- [Dataset listings of figures]:
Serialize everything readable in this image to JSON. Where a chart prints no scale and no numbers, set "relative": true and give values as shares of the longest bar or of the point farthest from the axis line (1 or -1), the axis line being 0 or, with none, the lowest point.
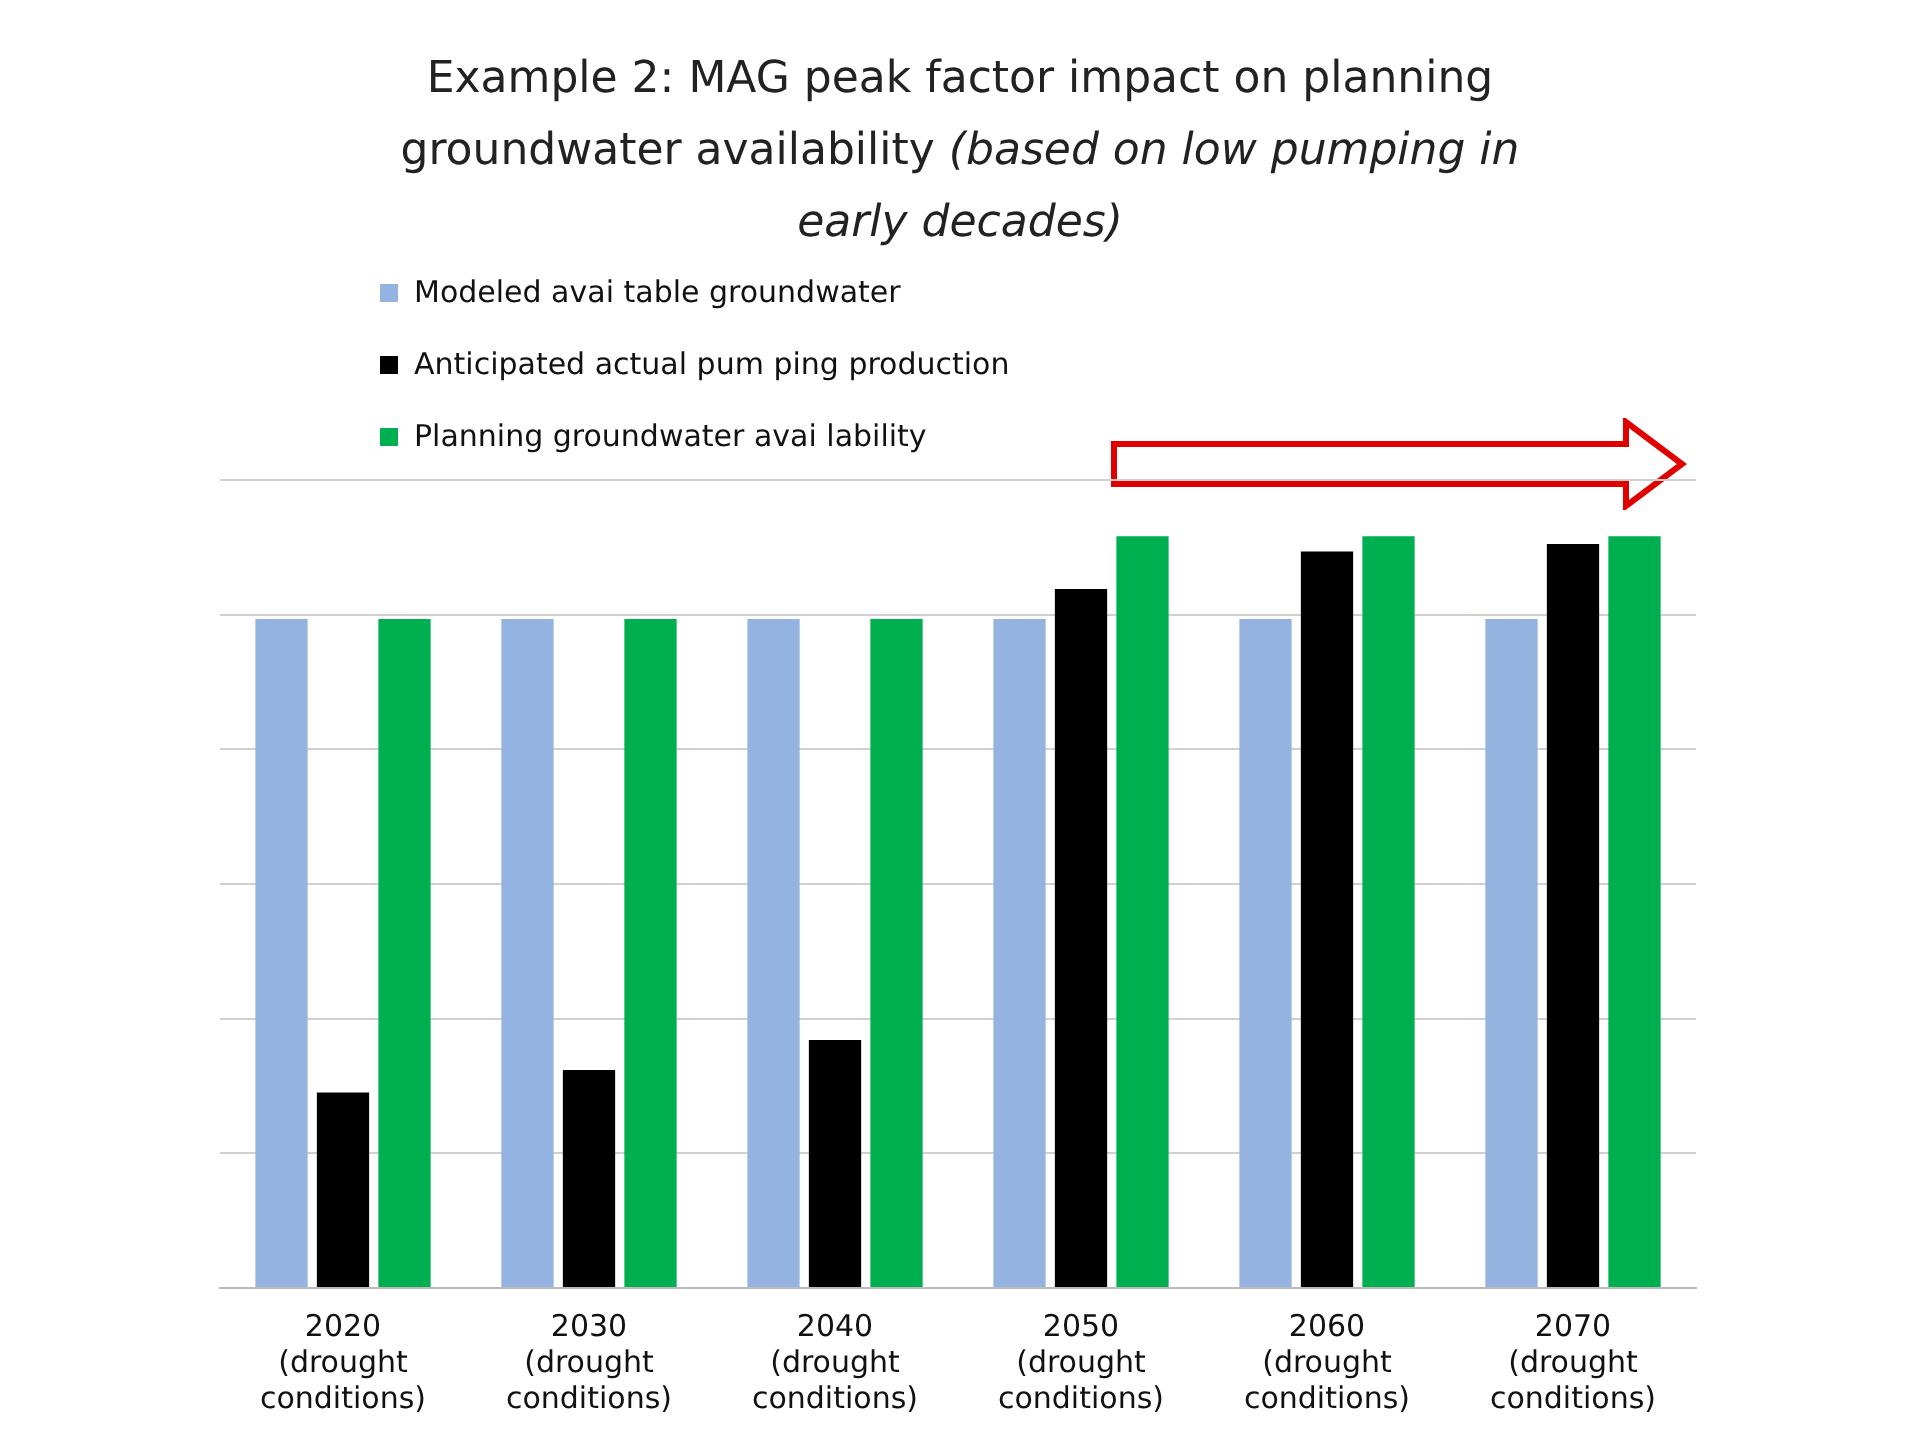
{
  "chart_data": {
    "type": "bar",
    "title": "Example 2: MAG peak factor impact on planning groundwater availability",
    "subtitle": "(based on low pumping in early decades)",
    "relative": true,
    "grid": "y",
    "legend": "top left",
    "categories": [
      "2020 (drought conditions)",
      "2030 (drought conditions)",
      "2040 (drought conditions)",
      "2050 (drought conditions)",
      "2060 (drought conditions)",
      "2070 (drought conditions)"
    ],
    "series": [
      {
        "name": "Modeled avai table groundwater",
        "color": "#95b3e0",
        "values": [
          0.89,
          0.89,
          0.89,
          0.89,
          0.89,
          0.89
        ]
      },
      {
        "name": "Anticipated actual pum ping production",
        "color": "#000000",
        "values": [
          0.26,
          0.29,
          0.33,
          0.93,
          0.98,
          0.99
        ]
      },
      {
        "name": "Planning groundwater avai lability",
        "color": "#00b050",
        "values": [
          0.89,
          0.89,
          0.89,
          1,
          1,
          1
        ]
      }
    ]
  }
}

- [Direction]: Reproduce all of the data exactly; the pictures do not belong in the copy.

- [The solution]:
Serialize everything readable in this image to JSON. Where a chart prints no scale and no numbers, set "relative": true and give values as shares of the longest bar or of the point farthest from the axis line (1 or -1), the axis line being 0 or, with none, the lowest point.
{
  "chart_data": {
    "type": "bar",
    "title": "Example 2: MAG peak factor impact on planning groundwater availability",
    "subtitle": "(based on low pumping in early decades)",
    "relative": true,
    "grid": "y",
    "legend": "top left",
    "categories": [
      "2020 (drought conditions)",
      "2030 (drought conditions)",
      "2040 (drought conditions)",
      "2050 (drought conditions)",
      "2060 (drought conditions)",
      "2070 (drought conditions)"
    ],
    "series": [
      {
        "name": "Modeled avai table groundwater",
        "color": "#95b3e0",
        "values": [
          0.89,
          0.89,
          0.89,
          0.89,
          0.89,
          0.89
        ]
      },
      {
        "name": "Anticipated actual pum ping production",
        "color": "#000000",
        "values": [
          0.26,
          0.29,
          0.33,
          0.93,
          0.98,
          0.99
        ]
      },
      {
        "name": "Planning groundwater avai lability",
        "color": "#00b050",
        "values": [
          0.89,
          0.89,
          0.89,
          1,
          1,
          1
        ]
      }
    ]
  }
}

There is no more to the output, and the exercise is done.